STATED TASK: Set down all of the data exactly as it appears.
* start EXERCISE INPUT *
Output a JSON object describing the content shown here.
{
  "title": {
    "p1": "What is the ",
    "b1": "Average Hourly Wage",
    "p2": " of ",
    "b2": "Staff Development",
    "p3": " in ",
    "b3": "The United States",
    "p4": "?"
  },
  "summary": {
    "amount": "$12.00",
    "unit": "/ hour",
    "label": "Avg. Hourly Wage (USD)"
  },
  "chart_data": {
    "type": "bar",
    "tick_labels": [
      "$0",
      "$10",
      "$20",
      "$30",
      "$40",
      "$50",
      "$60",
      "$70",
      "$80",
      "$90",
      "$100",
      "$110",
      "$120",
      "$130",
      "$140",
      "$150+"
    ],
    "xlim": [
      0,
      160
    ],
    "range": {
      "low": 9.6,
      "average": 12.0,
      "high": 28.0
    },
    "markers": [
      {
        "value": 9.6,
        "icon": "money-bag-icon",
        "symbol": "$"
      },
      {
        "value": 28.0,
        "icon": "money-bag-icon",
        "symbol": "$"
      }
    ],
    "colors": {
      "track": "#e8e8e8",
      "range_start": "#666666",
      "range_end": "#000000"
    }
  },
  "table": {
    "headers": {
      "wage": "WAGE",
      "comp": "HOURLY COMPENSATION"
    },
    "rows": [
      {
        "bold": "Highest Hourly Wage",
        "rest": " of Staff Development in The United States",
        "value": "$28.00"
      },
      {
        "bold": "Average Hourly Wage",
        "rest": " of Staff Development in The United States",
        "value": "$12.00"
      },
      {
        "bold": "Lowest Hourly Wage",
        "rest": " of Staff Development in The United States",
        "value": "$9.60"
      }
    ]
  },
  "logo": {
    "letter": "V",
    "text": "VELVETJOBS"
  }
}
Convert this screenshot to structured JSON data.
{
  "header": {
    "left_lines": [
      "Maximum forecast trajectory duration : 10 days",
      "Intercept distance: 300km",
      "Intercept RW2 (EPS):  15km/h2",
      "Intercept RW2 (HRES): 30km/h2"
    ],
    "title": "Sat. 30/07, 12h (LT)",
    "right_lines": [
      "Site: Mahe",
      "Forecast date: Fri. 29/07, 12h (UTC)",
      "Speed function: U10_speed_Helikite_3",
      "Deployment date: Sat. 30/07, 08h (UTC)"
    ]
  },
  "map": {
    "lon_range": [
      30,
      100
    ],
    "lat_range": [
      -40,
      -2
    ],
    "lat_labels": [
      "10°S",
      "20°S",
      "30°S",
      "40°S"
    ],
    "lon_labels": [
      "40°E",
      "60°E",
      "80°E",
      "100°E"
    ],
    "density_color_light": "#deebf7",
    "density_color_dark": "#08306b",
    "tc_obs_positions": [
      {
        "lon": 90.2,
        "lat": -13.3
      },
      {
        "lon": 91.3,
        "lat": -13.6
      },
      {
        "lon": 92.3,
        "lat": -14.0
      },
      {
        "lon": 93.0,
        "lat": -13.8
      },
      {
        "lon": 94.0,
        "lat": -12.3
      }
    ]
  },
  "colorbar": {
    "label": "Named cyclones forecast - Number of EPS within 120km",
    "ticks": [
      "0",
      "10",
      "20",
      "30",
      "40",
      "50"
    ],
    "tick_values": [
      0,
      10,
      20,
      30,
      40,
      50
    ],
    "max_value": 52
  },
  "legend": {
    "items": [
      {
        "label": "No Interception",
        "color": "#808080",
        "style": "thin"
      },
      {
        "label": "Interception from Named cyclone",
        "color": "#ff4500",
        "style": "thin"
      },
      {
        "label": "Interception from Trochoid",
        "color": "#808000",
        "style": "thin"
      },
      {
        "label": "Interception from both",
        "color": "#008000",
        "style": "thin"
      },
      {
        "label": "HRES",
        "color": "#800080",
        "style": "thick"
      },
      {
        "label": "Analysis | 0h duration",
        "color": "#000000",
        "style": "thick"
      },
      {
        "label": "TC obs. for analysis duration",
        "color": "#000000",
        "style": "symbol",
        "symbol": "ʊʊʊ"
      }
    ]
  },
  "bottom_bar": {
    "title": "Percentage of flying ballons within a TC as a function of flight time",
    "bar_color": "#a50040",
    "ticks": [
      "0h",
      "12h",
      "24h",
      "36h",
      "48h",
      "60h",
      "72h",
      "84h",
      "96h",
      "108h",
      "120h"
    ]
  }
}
* end EXERCISE INPUT *
RESULT:
Output a JSON object describing the content shown here.
{
  "title": {
    "p1": "What is the ",
    "b1": "Average Hourly Wage",
    "p2": " of ",
    "b2": "Staff Development",
    "p3": " in ",
    "b3": "The United States",
    "p4": "?"
  },
  "summary": {
    "amount": "$12.00",
    "unit": "/ hour",
    "label": "Avg. Hourly Wage (USD)"
  },
  "chart_data": {
    "type": "bar",
    "tick_labels": [
      "$0",
      "$10",
      "$20",
      "$30",
      "$40",
      "$50",
      "$60",
      "$70",
      "$80",
      "$90",
      "$100",
      "$110",
      "$120",
      "$130",
      "$140",
      "$150+"
    ],
    "xlim": [
      0,
      160
    ],
    "range": {
      "low": 9.6,
      "average": 12.0,
      "high": 28.0
    },
    "markers": [
      {
        "value": 9.6,
        "icon": "money-bag-icon",
        "symbol": "$"
      },
      {
        "value": 28.0,
        "icon": "money-bag-icon",
        "symbol": "$"
      }
    ],
    "colors": {
      "track": "#e8e8e8",
      "range_start": "#666666",
      "range_end": "#000000"
    }
  },
  "table": {
    "headers": {
      "wage": "WAGE",
      "comp": "HOURLY COMPENSATION"
    },
    "rows": [
      {
        "bold": "Highest Hourly Wage",
        "rest": " of Staff Development in The United States",
        "value": "$28.00"
      },
      {
        "bold": "Average Hourly Wage",
        "rest": " of Staff Development in The United States",
        "value": "$12.00"
      },
      {
        "bold": "Lowest Hourly Wage",
        "rest": " of Staff Development in The United States",
        "value": "$9.60"
      }
    ]
  },
  "logo": {
    "letter": "V",
    "text": "VELVETJOBS"
  }
}
Convert this screenshot to structured JSON data.
{
  "header": {
    "left_lines": [
      "Maximum forecast trajectory duration : 10 days",
      "Intercept distance: 300km",
      "Intercept RW2 (EPS):  15km/h2",
      "Intercept RW2 (HRES): 30km/h2"
    ],
    "title": "Sat. 30/07, 12h (LT)",
    "right_lines": [
      "Site: Mahe",
      "Forecast date: Fri. 29/07, 12h (UTC)",
      "Speed function: U10_speed_Helikite_3",
      "Deployment date: Sat. 30/07, 08h (UTC)"
    ]
  },
  "map": {
    "lon_range": [
      30,
      100
    ],
    "lat_range": [
      -40,
      -2
    ],
    "lat_labels": [
      "10°S",
      "20°S",
      "30°S",
      "40°S"
    ],
    "lon_labels": [
      "40°E",
      "60°E",
      "80°E",
      "100°E"
    ],
    "density_color_light": "#deebf7",
    "density_color_dark": "#08306b",
    "tc_obs_positions": [
      {
        "lon": 90.2,
        "lat": -13.3
      },
      {
        "lon": 91.3,
        "lat": -13.6
      },
      {
        "lon": 92.3,
        "lat": -14.0
      },
      {
        "lon": 93.0,
        "lat": -13.8
      },
      {
        "lon": 94.0,
        "lat": -12.3
      }
    ]
  },
  "colorbar": {
    "label": "Named cyclones forecast - Number of EPS within 120km",
    "ticks": [
      "0",
      "10",
      "20",
      "30",
      "40",
      "50"
    ],
    "tick_values": [
      0,
      10,
      20,
      30,
      40,
      50
    ],
    "max_value": 52
  },
  "legend": {
    "items": [
      {
        "label": "No Interception",
        "color": "#808080",
        "style": "thin"
      },
      {
        "label": "Interception from Named cyclone",
        "color": "#ff4500",
        "style": "thin"
      },
      {
        "label": "Interception from Trochoid",
        "color": "#808000",
        "style": "thin"
      },
      {
        "label": "Interception from both",
        "color": "#008000",
        "style": "thin"
      },
      {
        "label": "HRES",
        "color": "#800080",
        "style": "thick"
      },
      {
        "label": "Analysis | 0h duration",
        "color": "#000000",
        "style": "thick"
      },
      {
        "label": "TC obs. for analysis duration",
        "color": "#000000",
        "style": "symbol",
        "symbol": "ʊʊʊ"
      }
    ]
  },
  "bottom_bar": {
    "title": "Percentage of flying ballons within a TC as a function of flight time",
    "bar_color": "#a50040",
    "ticks": [
      "0h",
      "12h",
      "24h",
      "36h",
      "48h",
      "60h",
      "72h",
      "84h",
      "96h",
      "108h",
      "120h"
    ]
  }
}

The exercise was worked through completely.